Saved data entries
►

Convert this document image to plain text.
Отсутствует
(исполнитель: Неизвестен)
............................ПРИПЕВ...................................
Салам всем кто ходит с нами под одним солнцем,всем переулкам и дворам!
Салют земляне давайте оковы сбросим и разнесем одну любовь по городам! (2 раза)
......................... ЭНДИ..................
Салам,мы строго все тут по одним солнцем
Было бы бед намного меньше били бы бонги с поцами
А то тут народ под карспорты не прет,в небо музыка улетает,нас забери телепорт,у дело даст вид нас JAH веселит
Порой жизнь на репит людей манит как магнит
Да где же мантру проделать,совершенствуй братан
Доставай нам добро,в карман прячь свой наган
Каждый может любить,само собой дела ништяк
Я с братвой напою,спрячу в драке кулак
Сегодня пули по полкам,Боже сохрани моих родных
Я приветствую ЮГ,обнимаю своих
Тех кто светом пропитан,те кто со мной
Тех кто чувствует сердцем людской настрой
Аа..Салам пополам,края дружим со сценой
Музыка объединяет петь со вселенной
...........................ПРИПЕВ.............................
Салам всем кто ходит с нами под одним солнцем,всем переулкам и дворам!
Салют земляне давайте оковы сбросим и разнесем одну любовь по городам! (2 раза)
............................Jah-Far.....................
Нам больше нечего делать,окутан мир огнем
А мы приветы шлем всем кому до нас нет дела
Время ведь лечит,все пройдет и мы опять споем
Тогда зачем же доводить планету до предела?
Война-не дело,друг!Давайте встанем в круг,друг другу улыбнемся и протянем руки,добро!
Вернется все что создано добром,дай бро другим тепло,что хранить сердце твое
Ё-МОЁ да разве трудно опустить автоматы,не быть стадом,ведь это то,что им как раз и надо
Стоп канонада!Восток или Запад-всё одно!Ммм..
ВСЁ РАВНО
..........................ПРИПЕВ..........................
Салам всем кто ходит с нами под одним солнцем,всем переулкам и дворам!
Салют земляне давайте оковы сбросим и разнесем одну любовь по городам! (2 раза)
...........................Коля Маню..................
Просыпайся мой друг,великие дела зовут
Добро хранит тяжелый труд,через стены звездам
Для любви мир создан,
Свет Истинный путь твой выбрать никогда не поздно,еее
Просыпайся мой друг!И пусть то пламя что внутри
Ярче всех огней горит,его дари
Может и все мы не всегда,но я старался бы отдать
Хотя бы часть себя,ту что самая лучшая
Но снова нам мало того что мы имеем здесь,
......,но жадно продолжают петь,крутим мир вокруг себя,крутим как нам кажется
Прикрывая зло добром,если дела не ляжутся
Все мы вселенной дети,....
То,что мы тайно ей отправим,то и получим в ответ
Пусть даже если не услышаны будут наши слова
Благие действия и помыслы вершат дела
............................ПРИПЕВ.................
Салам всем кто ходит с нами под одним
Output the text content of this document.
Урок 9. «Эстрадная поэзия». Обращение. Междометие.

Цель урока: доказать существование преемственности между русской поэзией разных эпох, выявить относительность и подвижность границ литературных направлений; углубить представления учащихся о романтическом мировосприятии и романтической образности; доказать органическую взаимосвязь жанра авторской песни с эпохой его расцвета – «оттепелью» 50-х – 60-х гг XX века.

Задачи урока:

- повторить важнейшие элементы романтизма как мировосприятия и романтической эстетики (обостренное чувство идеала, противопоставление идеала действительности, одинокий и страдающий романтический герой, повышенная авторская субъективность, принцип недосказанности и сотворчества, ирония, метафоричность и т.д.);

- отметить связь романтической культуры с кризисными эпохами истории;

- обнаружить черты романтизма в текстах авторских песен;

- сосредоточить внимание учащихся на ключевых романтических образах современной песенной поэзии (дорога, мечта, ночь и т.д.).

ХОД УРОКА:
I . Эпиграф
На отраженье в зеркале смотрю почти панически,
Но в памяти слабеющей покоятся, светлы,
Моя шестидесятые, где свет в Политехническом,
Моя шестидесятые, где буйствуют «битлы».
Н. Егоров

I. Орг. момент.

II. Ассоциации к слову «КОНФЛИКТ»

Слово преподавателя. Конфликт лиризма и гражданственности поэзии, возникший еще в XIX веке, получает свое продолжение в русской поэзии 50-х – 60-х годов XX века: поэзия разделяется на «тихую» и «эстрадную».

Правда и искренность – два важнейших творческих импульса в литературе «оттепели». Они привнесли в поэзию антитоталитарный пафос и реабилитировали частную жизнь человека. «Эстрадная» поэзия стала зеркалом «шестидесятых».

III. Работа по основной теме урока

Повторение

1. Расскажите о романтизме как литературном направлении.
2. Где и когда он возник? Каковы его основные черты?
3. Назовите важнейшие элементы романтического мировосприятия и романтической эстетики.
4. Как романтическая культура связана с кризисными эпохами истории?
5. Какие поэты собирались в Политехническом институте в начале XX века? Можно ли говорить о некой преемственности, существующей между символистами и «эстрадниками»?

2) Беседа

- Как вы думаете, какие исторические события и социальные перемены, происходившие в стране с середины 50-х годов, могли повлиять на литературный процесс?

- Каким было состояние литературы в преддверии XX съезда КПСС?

◄

**Stated task:**
Check every line of the data above for the string "эстетики", and copy those that have it.

**Final answer:**
- повторить важнейшие элементы романтизма как мировосприятия и романтической эстетики (обостренное чувство идеала, противопоставление идеала действительности, одинокий и страдающий романтический герой, повышенная авторская субъективность, принцип недосказанности и сотворчества, ирония, метафоричность и т.д.);
3. Назовите важнейшие элементы романтического мировосприятия и романтической эстетики.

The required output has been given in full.